*REQUIREMENT*. Copy out all of the data exactly as it appears.

Data entries:
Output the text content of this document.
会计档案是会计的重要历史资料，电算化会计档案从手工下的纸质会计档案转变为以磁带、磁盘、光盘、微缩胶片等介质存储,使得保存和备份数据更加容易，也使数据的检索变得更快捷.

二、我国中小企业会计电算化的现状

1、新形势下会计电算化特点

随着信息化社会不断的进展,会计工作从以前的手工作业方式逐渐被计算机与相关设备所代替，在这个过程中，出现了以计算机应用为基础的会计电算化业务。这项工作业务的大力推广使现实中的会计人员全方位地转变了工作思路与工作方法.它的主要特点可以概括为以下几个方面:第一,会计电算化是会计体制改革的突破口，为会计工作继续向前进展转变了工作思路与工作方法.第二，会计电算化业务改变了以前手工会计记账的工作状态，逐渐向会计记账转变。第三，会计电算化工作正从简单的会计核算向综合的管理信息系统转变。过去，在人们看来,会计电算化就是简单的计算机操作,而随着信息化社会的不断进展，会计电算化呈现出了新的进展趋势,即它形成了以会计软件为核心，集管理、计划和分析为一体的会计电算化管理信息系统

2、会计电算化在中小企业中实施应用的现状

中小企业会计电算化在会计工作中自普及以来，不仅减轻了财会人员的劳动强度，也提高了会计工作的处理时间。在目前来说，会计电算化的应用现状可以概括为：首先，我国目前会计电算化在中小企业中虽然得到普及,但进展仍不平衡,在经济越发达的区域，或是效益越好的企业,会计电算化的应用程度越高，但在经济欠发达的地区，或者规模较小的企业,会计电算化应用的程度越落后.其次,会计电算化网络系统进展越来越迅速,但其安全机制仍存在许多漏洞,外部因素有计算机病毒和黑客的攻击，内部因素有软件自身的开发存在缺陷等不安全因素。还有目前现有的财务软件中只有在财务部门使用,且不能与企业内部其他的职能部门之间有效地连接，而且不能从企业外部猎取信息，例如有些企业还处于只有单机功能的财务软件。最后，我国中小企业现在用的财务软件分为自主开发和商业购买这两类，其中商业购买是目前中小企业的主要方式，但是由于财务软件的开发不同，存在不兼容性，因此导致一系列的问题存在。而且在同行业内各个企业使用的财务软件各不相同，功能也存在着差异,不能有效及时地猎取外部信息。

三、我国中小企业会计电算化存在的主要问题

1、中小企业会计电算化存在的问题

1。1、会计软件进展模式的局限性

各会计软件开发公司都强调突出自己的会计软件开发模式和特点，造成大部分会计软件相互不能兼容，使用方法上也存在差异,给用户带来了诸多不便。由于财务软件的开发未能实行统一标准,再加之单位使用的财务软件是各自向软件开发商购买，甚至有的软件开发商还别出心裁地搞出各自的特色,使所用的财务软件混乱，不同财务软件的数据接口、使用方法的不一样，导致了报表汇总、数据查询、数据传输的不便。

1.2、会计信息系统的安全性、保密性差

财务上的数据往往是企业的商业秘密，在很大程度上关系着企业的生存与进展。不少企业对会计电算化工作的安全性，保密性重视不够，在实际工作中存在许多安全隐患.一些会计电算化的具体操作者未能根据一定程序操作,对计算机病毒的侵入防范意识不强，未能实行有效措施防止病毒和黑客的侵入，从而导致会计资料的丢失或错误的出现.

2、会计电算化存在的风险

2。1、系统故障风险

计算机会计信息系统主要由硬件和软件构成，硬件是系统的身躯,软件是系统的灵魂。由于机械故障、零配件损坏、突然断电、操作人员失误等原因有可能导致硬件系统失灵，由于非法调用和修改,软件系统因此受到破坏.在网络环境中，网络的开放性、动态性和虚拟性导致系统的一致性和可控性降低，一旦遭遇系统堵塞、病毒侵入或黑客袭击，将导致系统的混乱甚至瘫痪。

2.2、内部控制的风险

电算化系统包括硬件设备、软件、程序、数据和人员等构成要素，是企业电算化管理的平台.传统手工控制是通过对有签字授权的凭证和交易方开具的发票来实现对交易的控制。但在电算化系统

*COMPLETED TASK*.
Output the text content of this document.
会计档案是会计的重要历史资料，电算化会计档案从手工下的纸质会计档案转变为以磁带、磁盘、光盘、微缩胶片等介质存储,使得保存和备份数据更加容易，也使数据的检索变得更快捷.

二、我国中小企业会计电算化的现状

1、新形势下会计电算化特点

随着信息化社会不断的进展,会计工作从以前的手工作业方式逐渐被计算机与相关设备所代替，在这个过程中，出现了以计算机应用为基础的会计电算化业务。这项工作业务的大力推广使现实中的会计人员全方位地转变了工作思路与工作方法.它的主要特点可以概括为以下几个方面:第一,会计电算化是会计体制改革的突破口，为会计工作继续向前进展转变了工作思路与工作方法.第二，会计电算化业务改变了以前手工会计记账的工作状态，逐渐向会计记账转变。第三，会计电算化工作正从简单的会计核算向综合的管理信息系统转变。过去，在人们看来,会计电算化就是简单的计算机操作,而随着信息化社会的不断进展，会计电算化呈现出了新的进展趋势,即它形成了以会计软件为核心，集管理、计划和分析为一体的会计电算化管理信息系统

2、会计电算化在中小企业中实施应用的现状

中小企业会计电算化在会计工作中自普及以来，不仅减轻了财会人员的劳动强度，也提高了会计工作的处理时间。在目前来说，会计电算化的应用现状可以概括为：首先，我国目前会计电算化在中小企业中虽然得到普及,但进展仍不平衡,在经济越发达的区域，或是效益越好的企业,会计电算化的应用程度越高，但在经济欠发达的地区，或者规模较小的企业,会计电算化应用的程度越落后.其次,会计电算化网络系统进展越来越迅速,但其安全机制仍存在许多漏洞,外部因素有计算机病毒和黑客的攻击，内部因素有软件自身的开发存在缺陷等不安全因素。还有目前现有的财务软件中只有在财务部门使用,且不能与企业内部其他的职能部门之间有效地连接，而且不能从企业外部猎取信息，例如有些企业还处于只有单机功能的财务软件。最后，我国中小企业现在用的财务软件分为自主开发和商业购买这两类，其中商业购买是目前中小企业的主要方式，但是由于财务软件的开发不同，存在不兼容性，因此导致一系列的问题存在。而且在同行业内各个企业使用的财务软件各不相同，功能也存在着差异,不能有效及时地猎取外部信息。

三、我国中小企业会计电算化存在的主要问题

1、中小企业会计电算化存在的问题

1。1、会计软件进展模式的局限性

各会计软件开发公司都强调突出自己的会计软件开发模式和特点，造成大部分会计软件相互不能兼容，使用方法上也存在差异,给用户带来了诸多不便。由于财务软件的开发未能实行统一标准,再加之单位使用的财务软件是各自向软件开发商购买，甚至有的软件开发商还别出心裁地搞出各自的特色,使所用的财务软件混乱，不同财务软件的数据接口、使用方法的不一样，导致了报表汇总、数据查询、数据传输的不便。

1.2、会计信息系统的安全性、保密性差

财务上的数据往往是企业的商业秘密，在很大程度上关系着企业的生存与进展。不少企业对会计电算化工作的安全性，保密性重视不够，在实际工作中存在许多安全隐患.一些会计电算化的具体操作者未能根据一定程序操作,对计算机病毒的侵入防范意识不强，未能实行有效措施防止病毒和黑客的侵入，从而导致会计资料的丢失或错误的出现.

2、会计电算化存在的风险

2。1、系统故障风险

计算机会计信息系统主要由硬件和软件构成，硬件是系统的身躯,软件是系统的灵魂。由于机械故障、零配件损坏、突然断电、操作人员失误等原因有可能导致硬件系统失灵，由于非法调用和修改,软件系统因此受到破坏.在网络环境中，网络的开放性、动态性和虚拟性导致系统的一致性和可控性降低，一旦遭遇系统堵塞、病毒侵入或黑客袭击，将导致系统的混乱甚至瘫痪。

2.2、内部控制的风险

电算化系统包括硬件设备、软件、程序、数据和人员等构成要素，是企业电算化管理的平台.传统手工控制是通过对有签字授权的凭证和交易方开具的发票来实现对交易的控制。但在电算化系统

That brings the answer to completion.